* _Exercise description_
For the material that follows, list every line containing the word "Thumb".

* _Information supplied_
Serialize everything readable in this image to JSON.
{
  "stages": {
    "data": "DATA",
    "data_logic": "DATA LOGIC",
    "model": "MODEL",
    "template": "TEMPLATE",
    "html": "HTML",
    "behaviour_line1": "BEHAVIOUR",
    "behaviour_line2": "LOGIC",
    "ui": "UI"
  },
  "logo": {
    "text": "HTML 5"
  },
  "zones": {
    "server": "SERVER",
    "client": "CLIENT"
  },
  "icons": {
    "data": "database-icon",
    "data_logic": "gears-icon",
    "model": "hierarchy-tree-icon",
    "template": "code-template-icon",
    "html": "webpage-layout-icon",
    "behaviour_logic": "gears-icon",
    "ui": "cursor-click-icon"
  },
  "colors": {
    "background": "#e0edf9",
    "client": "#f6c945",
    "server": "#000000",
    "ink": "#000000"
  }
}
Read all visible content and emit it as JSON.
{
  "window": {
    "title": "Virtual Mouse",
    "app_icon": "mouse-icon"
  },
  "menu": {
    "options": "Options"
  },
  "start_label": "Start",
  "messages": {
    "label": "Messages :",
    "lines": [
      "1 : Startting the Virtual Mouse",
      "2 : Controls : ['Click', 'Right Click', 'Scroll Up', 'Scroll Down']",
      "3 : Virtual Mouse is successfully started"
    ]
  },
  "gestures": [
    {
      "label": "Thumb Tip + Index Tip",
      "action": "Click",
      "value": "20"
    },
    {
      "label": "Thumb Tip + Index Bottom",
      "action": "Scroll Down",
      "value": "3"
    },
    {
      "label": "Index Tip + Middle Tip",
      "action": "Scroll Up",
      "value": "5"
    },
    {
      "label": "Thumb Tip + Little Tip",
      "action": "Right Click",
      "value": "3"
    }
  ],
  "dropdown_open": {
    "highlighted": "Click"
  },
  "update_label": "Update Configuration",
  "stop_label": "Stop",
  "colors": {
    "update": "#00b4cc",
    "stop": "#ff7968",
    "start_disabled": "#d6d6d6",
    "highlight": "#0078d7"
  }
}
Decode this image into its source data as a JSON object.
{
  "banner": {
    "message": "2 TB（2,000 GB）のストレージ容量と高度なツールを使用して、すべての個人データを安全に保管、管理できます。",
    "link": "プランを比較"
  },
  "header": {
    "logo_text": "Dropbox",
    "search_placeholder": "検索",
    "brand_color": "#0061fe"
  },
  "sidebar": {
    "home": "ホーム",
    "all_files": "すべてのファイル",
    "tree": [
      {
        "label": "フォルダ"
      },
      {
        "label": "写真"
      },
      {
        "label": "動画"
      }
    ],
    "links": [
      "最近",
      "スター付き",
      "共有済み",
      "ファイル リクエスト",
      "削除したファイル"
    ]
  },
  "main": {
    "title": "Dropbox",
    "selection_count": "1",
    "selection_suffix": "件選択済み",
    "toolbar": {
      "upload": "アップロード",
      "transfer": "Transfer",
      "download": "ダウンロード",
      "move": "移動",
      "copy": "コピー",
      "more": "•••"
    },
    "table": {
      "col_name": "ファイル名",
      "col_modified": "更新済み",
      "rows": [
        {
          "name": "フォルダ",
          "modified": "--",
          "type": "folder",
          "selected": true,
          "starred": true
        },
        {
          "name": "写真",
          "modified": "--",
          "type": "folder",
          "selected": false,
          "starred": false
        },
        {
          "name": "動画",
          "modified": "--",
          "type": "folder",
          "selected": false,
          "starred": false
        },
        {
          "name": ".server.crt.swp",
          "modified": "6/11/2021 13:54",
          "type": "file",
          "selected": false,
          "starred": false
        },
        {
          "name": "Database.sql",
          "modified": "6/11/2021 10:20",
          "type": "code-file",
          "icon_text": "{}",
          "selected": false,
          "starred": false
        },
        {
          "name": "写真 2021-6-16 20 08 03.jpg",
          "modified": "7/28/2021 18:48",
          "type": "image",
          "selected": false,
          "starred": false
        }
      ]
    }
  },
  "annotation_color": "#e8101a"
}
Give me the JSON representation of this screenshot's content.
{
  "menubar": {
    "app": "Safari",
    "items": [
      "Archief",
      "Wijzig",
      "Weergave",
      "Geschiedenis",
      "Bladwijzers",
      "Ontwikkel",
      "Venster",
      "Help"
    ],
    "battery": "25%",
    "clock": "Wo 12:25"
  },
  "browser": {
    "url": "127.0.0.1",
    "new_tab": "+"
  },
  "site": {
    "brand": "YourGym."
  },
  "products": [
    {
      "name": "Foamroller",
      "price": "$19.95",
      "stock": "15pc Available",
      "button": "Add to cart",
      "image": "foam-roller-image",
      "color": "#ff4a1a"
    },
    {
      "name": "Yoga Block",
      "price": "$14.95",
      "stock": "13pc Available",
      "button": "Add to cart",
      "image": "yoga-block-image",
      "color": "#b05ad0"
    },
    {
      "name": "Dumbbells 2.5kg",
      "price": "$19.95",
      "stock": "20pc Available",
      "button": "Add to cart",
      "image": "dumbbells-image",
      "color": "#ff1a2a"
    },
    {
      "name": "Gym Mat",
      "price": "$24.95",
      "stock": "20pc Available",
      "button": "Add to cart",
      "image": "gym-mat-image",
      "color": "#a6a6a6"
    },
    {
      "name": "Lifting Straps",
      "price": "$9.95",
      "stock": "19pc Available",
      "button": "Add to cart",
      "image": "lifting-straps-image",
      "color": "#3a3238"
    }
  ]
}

* _The output_
      "label": "Thumb Tip + Index Tip",
      "label": "Thumb Tip + Index Bottom",
      "label": "Thumb Tip + Little Tip",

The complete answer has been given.